» TASK GOAL: Provide the data again in its entirety, exactly as given.

» ENTRIES SUPPLIED:
===
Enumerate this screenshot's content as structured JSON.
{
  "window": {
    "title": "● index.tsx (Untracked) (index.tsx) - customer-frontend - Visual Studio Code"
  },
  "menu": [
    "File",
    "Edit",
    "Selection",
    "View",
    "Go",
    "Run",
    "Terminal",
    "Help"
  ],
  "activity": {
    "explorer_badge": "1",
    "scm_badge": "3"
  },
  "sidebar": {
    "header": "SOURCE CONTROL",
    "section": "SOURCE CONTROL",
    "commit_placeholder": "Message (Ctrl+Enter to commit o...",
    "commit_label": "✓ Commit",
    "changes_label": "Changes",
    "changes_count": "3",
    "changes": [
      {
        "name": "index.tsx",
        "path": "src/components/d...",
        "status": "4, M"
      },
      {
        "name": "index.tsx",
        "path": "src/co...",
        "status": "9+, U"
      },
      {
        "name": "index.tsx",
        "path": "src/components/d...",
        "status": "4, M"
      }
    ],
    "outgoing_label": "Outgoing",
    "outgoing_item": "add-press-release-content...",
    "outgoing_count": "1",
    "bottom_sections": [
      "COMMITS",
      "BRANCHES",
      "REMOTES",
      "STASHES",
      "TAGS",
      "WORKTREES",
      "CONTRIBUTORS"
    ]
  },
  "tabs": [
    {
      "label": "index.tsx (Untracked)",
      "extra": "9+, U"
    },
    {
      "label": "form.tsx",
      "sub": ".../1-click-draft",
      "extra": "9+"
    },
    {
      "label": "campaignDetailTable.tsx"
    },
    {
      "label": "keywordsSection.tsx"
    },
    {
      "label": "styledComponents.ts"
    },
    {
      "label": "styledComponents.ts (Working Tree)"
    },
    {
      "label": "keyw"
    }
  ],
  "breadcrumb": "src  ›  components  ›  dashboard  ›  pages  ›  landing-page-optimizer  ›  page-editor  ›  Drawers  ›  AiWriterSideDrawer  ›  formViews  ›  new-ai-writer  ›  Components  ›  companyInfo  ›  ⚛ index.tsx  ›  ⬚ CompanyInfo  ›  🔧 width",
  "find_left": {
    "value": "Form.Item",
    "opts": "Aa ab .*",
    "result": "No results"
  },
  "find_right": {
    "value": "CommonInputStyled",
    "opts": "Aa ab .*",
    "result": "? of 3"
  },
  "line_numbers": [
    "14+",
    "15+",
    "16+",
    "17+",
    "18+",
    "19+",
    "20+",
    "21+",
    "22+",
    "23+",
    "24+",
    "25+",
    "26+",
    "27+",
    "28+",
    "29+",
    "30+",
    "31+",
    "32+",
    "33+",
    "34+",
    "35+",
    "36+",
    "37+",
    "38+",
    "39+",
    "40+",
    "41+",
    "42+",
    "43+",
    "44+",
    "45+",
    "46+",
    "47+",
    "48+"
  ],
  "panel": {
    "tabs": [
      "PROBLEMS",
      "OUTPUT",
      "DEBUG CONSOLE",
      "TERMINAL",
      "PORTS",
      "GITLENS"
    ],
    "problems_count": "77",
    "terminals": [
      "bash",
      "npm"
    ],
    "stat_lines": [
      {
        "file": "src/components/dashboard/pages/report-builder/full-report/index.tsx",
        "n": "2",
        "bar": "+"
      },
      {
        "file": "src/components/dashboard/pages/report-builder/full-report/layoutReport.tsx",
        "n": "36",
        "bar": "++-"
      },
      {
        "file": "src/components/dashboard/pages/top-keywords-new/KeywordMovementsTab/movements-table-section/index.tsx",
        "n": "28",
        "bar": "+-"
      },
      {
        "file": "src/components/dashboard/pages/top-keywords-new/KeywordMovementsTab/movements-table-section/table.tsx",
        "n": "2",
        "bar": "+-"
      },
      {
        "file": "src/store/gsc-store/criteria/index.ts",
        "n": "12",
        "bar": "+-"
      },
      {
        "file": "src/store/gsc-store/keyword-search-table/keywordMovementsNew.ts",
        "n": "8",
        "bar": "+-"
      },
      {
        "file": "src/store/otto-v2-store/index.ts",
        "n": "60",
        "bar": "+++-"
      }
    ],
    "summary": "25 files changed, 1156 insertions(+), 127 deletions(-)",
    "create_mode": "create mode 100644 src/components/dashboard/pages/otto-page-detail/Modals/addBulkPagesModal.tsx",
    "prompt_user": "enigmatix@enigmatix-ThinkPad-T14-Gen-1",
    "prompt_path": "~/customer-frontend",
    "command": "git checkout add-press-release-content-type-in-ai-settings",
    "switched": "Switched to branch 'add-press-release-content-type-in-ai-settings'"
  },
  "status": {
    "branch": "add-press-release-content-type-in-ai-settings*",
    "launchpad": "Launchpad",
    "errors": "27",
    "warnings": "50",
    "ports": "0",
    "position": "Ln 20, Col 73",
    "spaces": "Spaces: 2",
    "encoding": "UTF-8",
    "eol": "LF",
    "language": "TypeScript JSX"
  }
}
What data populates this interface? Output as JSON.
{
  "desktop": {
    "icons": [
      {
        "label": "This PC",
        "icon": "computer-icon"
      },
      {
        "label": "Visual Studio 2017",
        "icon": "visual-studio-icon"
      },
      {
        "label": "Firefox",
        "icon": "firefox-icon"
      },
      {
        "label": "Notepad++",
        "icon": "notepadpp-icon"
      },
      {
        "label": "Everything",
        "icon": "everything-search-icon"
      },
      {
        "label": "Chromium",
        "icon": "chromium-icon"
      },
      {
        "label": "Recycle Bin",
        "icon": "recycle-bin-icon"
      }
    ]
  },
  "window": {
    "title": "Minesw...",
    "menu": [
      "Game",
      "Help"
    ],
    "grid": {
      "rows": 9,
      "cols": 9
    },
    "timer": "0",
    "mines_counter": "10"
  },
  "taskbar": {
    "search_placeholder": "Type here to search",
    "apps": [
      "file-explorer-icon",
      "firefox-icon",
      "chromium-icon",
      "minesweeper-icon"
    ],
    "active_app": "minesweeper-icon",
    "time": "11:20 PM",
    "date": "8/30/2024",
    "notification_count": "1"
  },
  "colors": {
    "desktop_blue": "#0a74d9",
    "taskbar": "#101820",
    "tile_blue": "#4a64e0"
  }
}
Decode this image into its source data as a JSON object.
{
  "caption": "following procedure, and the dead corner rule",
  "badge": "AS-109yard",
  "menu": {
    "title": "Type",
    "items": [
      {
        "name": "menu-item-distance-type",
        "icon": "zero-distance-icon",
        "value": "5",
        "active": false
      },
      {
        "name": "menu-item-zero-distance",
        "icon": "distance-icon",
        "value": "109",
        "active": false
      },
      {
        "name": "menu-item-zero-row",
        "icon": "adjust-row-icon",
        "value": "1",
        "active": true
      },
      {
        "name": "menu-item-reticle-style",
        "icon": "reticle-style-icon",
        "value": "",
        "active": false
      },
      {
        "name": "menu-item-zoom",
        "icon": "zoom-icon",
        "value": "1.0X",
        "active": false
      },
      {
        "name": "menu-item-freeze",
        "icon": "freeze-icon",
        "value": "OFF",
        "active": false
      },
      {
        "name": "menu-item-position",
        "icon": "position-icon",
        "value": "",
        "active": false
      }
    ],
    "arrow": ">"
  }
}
===
» RESULT OF THE TASK:
Enumerate this screenshot's content as structured JSON.
{
  "window": {
    "title": "● index.tsx (Untracked) (index.tsx) - customer-frontend - Visual Studio Code"
  },
  "menu": [
    "File",
    "Edit",
    "Selection",
    "View",
    "Go",
    "Run",
    "Terminal",
    "Help"
  ],
  "activity": {
    "explorer_badge": "1",
    "scm_badge": "3"
  },
  "sidebar": {
    "header": "SOURCE CONTROL",
    "section": "SOURCE CONTROL",
    "commit_placeholder": "Message (Ctrl+Enter to commit o...",
    "commit_label": "✓ Commit",
    "changes_label": "Changes",
    "changes_count": "3",
    "changes": [
      {
        "name": "index.tsx",
        "path": "src/components/d...",
        "status": "4, M"
      },
      {
        "name": "index.tsx",
        "path": "src/co...",
        "status": "9+, U"
      },
      {
        "name": "index.tsx",
        "path": "src/components/d...",
        "status": "4, M"
      }
    ],
    "outgoing_label": "Outgoing",
    "outgoing_item": "add-press-release-content...",
    "outgoing_count": "1",
    "bottom_sections": [
      "COMMITS",
      "BRANCHES",
      "REMOTES",
      "STASHES",
      "TAGS",
      "WORKTREES",
      "CONTRIBUTORS"
    ]
  },
  "tabs": [
    {
      "label": "index.tsx (Untracked)",
      "extra": "9+, U"
    },
    {
      "label": "form.tsx",
      "sub": ".../1-click-draft",
      "extra": "9+"
    },
    {
      "label": "campaignDetailTable.tsx"
    },
    {
      "label": "keywordsSection.tsx"
    },
    {
      "label": "styledComponents.ts"
    },
    {
      "label": "styledComponents.ts (Working Tree)"
    },
    {
      "label": "keyw"
    }
  ],
  "breadcrumb": "src  ›  components  ›  dashboard  ›  pages  ›  landing-page-optimizer  ›  page-editor  ›  Drawers  ›  AiWriterSideDrawer  ›  formViews  ›  new-ai-writer  ›  Components  ›  companyInfo  ›  ⚛ index.tsx  ›  ⬚ CompanyInfo  ›  🔧 width",
  "find_left": {
    "value": "Form.Item",
    "opts": "Aa ab .*",
    "result": "No results"
  },
  "find_right": {
    "value": "CommonInputStyled",
    "opts": "Aa ab .*",
    "result": "? of 3"
  },
  "line_numbers": [
    "14+",
    "15+",
    "16+",
    "17+",
    "18+",
    "19+",
    "20+",
    "21+",
    "22+",
    "23+",
    "24+",
    "25+",
    "26+",
    "27+",
    "28+",
    "29+",
    "30+",
    "31+",
    "32+",
    "33+",
    "34+",
    "35+",
    "36+",
    "37+",
    "38+",
    "39+",
    "40+",
    "41+",
    "42+",
    "43+",
    "44+",
    "45+",
    "46+",
    "47+",
    "48+"
  ],
  "panel": {
    "tabs": [
      "PROBLEMS",
      "OUTPUT",
      "DEBUG CONSOLE",
      "TERMINAL",
      "PORTS",
      "GITLENS"
    ],
    "problems_count": "77",
    "terminals": [
      "bash",
      "npm"
    ],
    "stat_lines": [
      {
        "file": "src/components/dashboard/pages/report-builder/full-report/index.tsx",
        "n": "2",
        "bar": "+"
      },
      {
        "file": "src/components/dashboard/pages/report-builder/full-report/layoutReport.tsx",
        "n": "36",
        "bar": "++-"
      },
      {
        "file": "src/components/dashboard/pages/top-keywords-new/KeywordMovementsTab/movements-table-section/index.tsx",
        "n": "28",
        "bar": "+-"
      },
      {
        "file": "src/components/dashboard/pages/top-keywords-new/KeywordMovementsTab/movements-table-section/table.tsx",
        "n": "2",
        "bar": "+-"
      },
      {
        "file": "src/store/gsc-store/criteria/index.ts",
        "n": "12",
        "bar": "+-"
      },
      {
        "file": "src/store/gsc-store/keyword-search-table/keywordMovementsNew.ts",
        "n": "8",
        "bar": "+-"
      },
      {
        "file": "src/store/otto-v2-store/index.ts",
        "n": "60",
        "bar": "+++-"
      }
    ],
    "summary": "25 files changed, 1156 insertions(+), 127 deletions(-)",
    "create_mode": "create mode 100644 src/components/dashboard/pages/otto-page-detail/Modals/addBulkPagesModal.tsx",
    "prompt_user": "enigmatix@enigmatix-ThinkPad-T14-Gen-1",
    "prompt_path": "~/customer-frontend",
    "command": "git checkout add-press-release-content-type-in-ai-settings",
    "switched": "Switched to branch 'add-press-release-content-type-in-ai-settings'"
  },
  "status": {
    "branch": "add-press-release-content-type-in-ai-settings*",
    "launchpad": "Launchpad",
    "errors": "27",
    "warnings": "50",
    "ports": "0",
    "position": "Ln 20, Col 73",
    "spaces": "Spaces: 2",
    "encoding": "UTF-8",
    "eol": "LF",
    "language": "TypeScript JSX"
  }
}
What data populates this interface? Output as JSON.
{
  "desktop": {
    "icons": [
      {
        "label": "This PC",
        "icon": "computer-icon"
      },
      {
        "label": "Visual Studio 2017",
        "icon": "visual-studio-icon"
      },
      {
        "label": "Firefox",
        "icon": "firefox-icon"
      },
      {
        "label": "Notepad++",
        "icon": "notepadpp-icon"
      },
      {
        "label": "Everything",
        "icon": "everything-search-icon"
      },
      {
        "label": "Chromium",
        "icon": "chromium-icon"
      },
      {
        "label": "Recycle Bin",
        "icon": "recycle-bin-icon"
      }
    ]
  },
  "window": {
    "title": "Minesw...",
    "menu": [
      "Game",
      "Help"
    ],
    "grid": {
      "rows": 9,
      "cols": 9
    },
    "timer": "0",
    "mines_counter": "10"
  },
  "taskbar": {
    "search_placeholder": "Type here to search",
    "apps": [
      "file-explorer-icon",
      "firefox-icon",
      "chromium-icon",
      "minesweeper-icon"
    ],
    "active_app": "minesweeper-icon",
    "time": "11:20 PM",
    "date": "8/30/2024",
    "notification_count": "1"
  },
  "colors": {
    "desktop_blue": "#0a74d9",
    "taskbar": "#101820",
    "tile_blue": "#4a64e0"
  }
}
Decode this image into its source data as a JSON object.
{
  "caption": "following procedure, and the dead corner rule",
  "badge": "AS-109yard",
  "menu": {
    "title": "Type",
    "items": [
      {
        "name": "menu-item-distance-type",
        "icon": "zero-distance-icon",
        "value": "5",
        "active": false
      },
      {
        "name": "menu-item-zero-distance",
        "icon": "distance-icon",
        "value": "109",
        "active": false
      },
      {
        "name": "menu-item-zero-row",
        "icon": "adjust-row-icon",
        "value": "1",
        "active": true
      },
      {
        "name": "menu-item-reticle-style",
        "icon": "reticle-style-icon",
        "value": "",
        "active": false
      },
      {
        "name": "menu-item-zoom",
        "icon": "zoom-icon",
        "value": "1.0X",
        "active": false
      },
      {
        "name": "menu-item-freeze",
        "icon": "freeze-icon",
        "value": "OFF",
        "active": false
      },
      {
        "name": "menu-item-position",
        "icon": "position-icon",
        "value": "",
        "active": false
      }
    ],
    "arrow": ">"
  }
}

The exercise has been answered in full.